Requirement: Can you convert the lines of the listing, from its start through the line containing "inserter-manual-title: MANUAL xyxy=(142,336,238,350)", into a JSON list of strings with one string per line, skipping any blank lines?

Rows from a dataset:
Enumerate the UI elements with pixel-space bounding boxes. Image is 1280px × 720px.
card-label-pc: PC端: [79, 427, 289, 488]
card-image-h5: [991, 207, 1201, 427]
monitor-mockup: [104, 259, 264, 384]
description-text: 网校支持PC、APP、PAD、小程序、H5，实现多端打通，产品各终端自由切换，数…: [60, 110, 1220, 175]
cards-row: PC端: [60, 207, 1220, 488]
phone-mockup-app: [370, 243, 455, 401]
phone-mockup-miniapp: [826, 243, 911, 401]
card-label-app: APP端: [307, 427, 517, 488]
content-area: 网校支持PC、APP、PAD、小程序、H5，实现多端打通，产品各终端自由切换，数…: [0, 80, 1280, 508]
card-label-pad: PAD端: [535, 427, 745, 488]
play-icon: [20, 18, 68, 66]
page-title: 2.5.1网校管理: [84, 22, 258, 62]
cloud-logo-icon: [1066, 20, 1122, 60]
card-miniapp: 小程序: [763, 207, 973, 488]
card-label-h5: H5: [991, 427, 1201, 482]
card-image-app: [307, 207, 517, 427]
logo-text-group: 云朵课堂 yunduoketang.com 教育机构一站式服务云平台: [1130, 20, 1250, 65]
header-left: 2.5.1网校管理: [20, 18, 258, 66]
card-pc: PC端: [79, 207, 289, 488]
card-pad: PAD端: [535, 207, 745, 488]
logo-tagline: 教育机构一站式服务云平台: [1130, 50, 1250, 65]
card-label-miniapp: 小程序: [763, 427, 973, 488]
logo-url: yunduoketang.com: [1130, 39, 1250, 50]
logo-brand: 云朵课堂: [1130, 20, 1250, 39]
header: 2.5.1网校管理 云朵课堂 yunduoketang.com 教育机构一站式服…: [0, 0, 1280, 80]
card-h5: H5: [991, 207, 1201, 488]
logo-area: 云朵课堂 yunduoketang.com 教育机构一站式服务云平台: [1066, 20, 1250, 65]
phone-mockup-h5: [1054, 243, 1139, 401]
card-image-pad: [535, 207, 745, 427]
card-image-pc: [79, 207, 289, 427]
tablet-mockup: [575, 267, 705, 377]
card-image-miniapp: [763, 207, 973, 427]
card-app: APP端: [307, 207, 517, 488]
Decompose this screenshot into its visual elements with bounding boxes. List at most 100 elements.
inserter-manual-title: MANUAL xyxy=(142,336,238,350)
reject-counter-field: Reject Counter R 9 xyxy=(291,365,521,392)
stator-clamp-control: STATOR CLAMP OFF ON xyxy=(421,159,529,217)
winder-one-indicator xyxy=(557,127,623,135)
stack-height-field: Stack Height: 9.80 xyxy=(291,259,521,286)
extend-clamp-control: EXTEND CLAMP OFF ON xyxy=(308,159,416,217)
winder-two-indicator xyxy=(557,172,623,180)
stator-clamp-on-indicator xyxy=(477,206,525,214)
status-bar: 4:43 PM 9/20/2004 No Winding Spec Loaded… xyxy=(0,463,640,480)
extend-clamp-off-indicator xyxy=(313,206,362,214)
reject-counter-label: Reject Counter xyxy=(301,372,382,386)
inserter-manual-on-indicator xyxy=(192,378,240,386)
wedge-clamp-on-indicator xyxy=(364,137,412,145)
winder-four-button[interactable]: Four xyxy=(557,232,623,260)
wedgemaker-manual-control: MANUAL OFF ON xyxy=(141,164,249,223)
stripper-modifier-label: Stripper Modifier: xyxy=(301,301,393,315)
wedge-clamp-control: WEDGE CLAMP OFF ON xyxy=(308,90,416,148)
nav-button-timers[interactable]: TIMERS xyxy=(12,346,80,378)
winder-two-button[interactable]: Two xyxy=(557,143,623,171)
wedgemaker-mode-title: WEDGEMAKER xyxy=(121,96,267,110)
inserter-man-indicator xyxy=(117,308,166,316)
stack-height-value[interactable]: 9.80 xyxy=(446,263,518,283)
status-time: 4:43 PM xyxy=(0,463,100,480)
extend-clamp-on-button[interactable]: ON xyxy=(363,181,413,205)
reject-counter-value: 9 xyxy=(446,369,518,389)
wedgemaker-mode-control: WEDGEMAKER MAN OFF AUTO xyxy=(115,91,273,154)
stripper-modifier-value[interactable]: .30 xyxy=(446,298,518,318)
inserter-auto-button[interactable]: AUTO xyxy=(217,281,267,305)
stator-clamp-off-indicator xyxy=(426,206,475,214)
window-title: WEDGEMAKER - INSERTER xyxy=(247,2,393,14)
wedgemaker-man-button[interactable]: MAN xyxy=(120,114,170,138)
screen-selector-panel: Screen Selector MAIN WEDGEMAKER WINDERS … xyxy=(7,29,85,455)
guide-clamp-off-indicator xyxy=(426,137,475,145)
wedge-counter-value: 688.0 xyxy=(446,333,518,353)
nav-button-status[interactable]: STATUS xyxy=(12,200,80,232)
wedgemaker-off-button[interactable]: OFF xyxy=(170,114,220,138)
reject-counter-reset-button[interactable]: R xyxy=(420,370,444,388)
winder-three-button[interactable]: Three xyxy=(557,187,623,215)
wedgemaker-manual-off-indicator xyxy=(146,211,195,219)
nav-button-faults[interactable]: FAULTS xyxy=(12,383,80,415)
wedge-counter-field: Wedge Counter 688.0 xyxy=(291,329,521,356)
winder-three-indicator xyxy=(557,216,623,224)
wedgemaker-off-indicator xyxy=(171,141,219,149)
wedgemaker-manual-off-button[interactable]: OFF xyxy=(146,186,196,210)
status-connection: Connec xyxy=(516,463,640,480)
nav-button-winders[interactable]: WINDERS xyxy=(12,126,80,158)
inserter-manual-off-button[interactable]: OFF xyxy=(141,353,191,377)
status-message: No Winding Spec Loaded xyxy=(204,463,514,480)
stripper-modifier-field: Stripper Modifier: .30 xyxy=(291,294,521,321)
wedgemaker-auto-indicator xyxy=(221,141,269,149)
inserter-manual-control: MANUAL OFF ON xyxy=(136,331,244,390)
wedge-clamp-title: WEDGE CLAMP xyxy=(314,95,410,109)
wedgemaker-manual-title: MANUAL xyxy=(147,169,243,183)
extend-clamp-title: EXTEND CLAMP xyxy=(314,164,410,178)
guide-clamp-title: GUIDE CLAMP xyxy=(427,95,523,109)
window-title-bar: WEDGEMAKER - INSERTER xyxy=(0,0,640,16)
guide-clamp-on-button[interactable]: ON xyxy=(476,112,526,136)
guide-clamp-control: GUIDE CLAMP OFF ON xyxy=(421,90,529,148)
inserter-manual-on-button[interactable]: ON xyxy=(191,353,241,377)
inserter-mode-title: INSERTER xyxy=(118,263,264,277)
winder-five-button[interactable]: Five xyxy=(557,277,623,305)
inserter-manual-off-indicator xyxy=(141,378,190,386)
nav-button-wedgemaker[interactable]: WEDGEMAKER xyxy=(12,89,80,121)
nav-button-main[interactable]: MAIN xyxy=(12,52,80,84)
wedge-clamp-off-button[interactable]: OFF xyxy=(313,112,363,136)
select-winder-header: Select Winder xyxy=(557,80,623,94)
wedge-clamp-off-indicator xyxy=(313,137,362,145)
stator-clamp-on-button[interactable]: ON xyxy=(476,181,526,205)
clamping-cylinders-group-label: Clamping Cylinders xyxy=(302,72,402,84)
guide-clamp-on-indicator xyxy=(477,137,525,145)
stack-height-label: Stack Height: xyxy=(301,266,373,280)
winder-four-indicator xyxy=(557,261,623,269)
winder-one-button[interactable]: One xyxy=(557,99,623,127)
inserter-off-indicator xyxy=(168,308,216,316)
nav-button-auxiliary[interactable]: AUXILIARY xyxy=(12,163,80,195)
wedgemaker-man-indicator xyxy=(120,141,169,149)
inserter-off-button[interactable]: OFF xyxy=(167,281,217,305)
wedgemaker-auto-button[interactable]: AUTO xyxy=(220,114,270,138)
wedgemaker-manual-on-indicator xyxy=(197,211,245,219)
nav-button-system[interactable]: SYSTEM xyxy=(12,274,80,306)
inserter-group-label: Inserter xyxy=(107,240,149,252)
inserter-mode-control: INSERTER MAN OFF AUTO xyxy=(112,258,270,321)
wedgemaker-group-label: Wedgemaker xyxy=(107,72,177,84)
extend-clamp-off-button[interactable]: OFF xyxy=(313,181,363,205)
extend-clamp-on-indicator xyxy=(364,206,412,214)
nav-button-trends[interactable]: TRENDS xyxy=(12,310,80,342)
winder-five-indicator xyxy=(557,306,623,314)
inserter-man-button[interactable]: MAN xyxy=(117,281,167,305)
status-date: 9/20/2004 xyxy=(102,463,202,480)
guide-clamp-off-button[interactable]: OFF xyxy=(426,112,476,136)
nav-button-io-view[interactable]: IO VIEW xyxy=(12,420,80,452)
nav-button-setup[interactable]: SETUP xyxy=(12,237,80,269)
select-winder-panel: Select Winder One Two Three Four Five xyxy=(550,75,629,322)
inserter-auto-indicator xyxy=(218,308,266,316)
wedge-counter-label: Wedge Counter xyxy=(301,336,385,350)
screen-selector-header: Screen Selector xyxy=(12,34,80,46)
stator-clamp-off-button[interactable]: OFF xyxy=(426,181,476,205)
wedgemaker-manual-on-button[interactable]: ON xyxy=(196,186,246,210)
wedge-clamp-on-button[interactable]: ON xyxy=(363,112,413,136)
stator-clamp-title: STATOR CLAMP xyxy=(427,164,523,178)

Completed task:
[
  "Enumerate the UI elements with pixel-space bounding boxes. Image is 1280px × 720px.",
  "card-label-pc: PC端: [79, 427, 289, 488]",
  "card-image-h5: [991, 207, 1201, 427]",
  "monitor-mockup: [104, 259, 264, 384]",
  "description-text: 网校支持PC、APP、PAD、小程序、H5，实现多端打通，产品各终端自由切换，数…: [60, 110, 1220, 175]",
  "cards-row: PC端: [60, 207, 1220, 488]",
  "phone-mockup-app: [370, 243, 455, 401]",
  "phone-mockup-miniapp: [826, 243, 911, 401]",
  "card-label-app: APP端: [307, 427, 517, 488]",
  "content-area: 网校支持PC、APP、PAD、小程序、H5，实现多端打通，产品各终端自由切换，数…: [0, 80, 1280, 508]",
  "card-label-pad: PAD端: [535, 427, 745, 488]",
  "play-icon: [20, 18, 68, 66]",
  "page-title: 2.5.1网校管理: [84, 22, 258, 62]",
  "cloud-logo-icon: [1066, 20, 1122, 60]",
  "card-miniapp: 小程序: [763, 207, 973, 488]",
  "card-label-h5: H5: [991, 427, 1201, 482]",
  "card-image-app: [307, 207, 517, 427]",
  "logo-text-group: 云朵课堂 yunduoketang.com 教育机构一站式服务云平台: [1130, 20, 1250, 65]",
  "header-left: 2.5.1网校管理: [20, 18, 258, 66]",
  "card-pc: PC端: [79, 207, 289, 488]",
  "card-pad: PAD端: [535, 207, 745, 488]",
  "logo-tagline: 教育机构一站式服务云平台: [1130, 50, 1250, 65]",
  "card-label-miniapp: 小程序: [763, 427, 973, 488]",
  "logo-url: yunduoketang.com: [1130, 39, 1250, 50]",
  "logo-brand: 云朵课堂: [1130, 20, 1250, 39]",
  "header: 2.5.1网校管理 云朵课堂 yunduoketang.com 教育机构一站式服…: [0, 0, 1280, 80]",
  "card-h5: H5: [991, 207, 1201, 488]",
  "logo-area: 云朵课堂 yunduoketang.com 教育机构一站式服务云平台: [1066, 20, 1250, 65]",
  "phone-mockup-h5: [1054, 243, 1139, 401]",
  "card-image-pad: [535, 207, 745, 427]",
  "card-image-pc: [79, 207, 289, 427]",
  "tablet-mockup: [575, 267, 705, 377]",
  "card-image-miniapp: [763, 207, 973, 427]",
  "card-app: APP端: [307, 207, 517, 488]",
  "Decompose this screenshot into its visual elements with bounding boxes. List at most 100 elements.",
  "inserter-manual-title: MANUAL xyxy=(142,336,238,350)"
]